Drop the pictures from the entries below, then reproduce the rest exactly.

• _Records for the exercise_
──────────────────────────────
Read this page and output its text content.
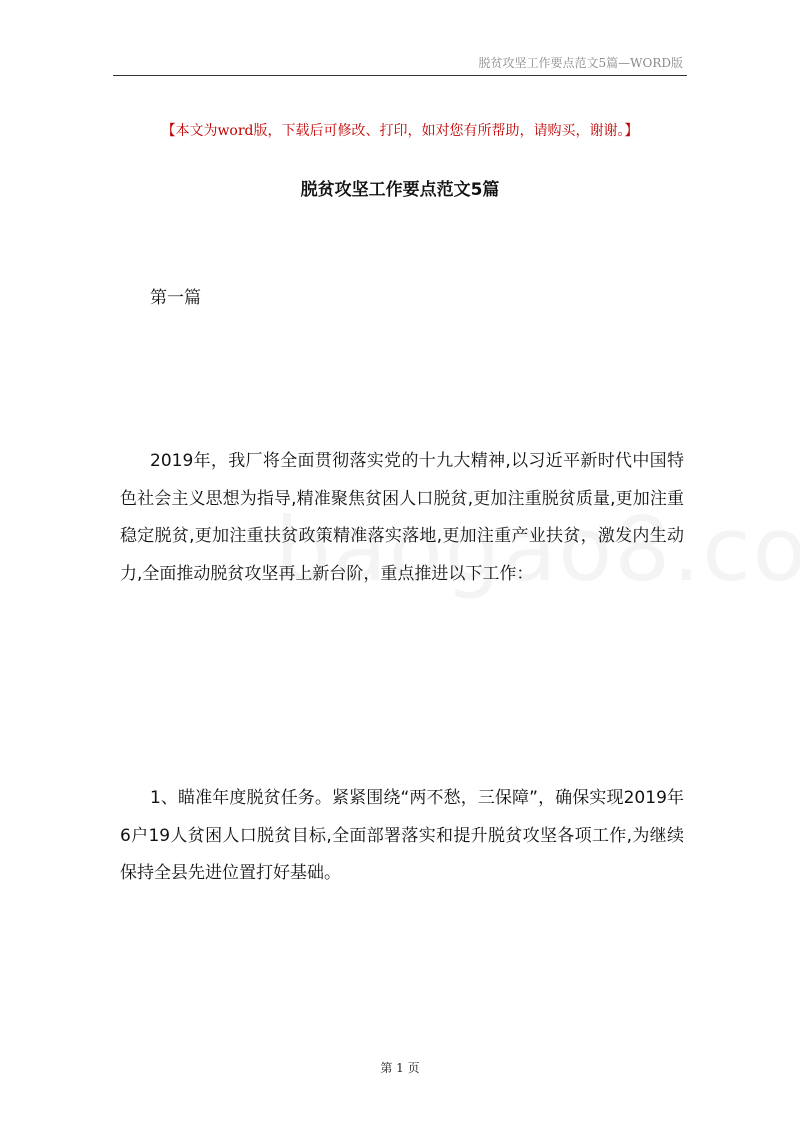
脱贫攻坚工作要点范文5篇—WORD版
【本文为word版，下载后可修改、打印，如对您有所帮助，请购买，谢谢。】
脱贫攻坚工作要点范文5篇
第一篇
2019年，我厂将全面贯彻落实党的十九大精神,以习近平新时代中国特色社会主义思想为指导,精准聚焦贫困人口脱贫,更加注重脱贫质量,更加注重稳定脱贫,更加注重扶贫政策精准落实落地,更加注重产业扶贫，激发内生动力,全面推动脱贫攻坚再上新台阶，重点推进以下工作：
1、瞄准年度脱贫任务。紧紧围绕“两不愁，三保障”，确保实现2019年6户19人贫困人口脱贫目标,全面部署落实和提升脱贫攻坚各项工作,为继续保持全县先进位置打好基础。
第 1 页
──────────────────────────────
• _Worked solution_
Read this page and output its text content.
脱贫攻坚工作要点范文5篇—WORD版
【本文为word版，下载后可修改、打印，如对您有所帮助，请购买，谢谢。】
脱贫攻坚工作要点范文5篇
第一篇
2019年，我厂将全面贯彻落实党的十九大精神,以习近平新时代中国特色社会主义思想为指导,精准聚焦贫困人口脱贫,更加注重脱贫质量,更加注重稳定脱贫,更加注重扶贫政策精准落实落地,更加注重产业扶贫，激发内生动力,全面推动脱贫攻坚再上新台阶，重点推进以下工作：
1、瞄准年度脱贫任务。紧紧围绕“两不愁，三保障”，确保实现2019年6户19人贫困人口脱贫目标,全面部署落实和提升脱贫攻坚各项工作,为继续保持全县先进位置打好基础。
第 1 页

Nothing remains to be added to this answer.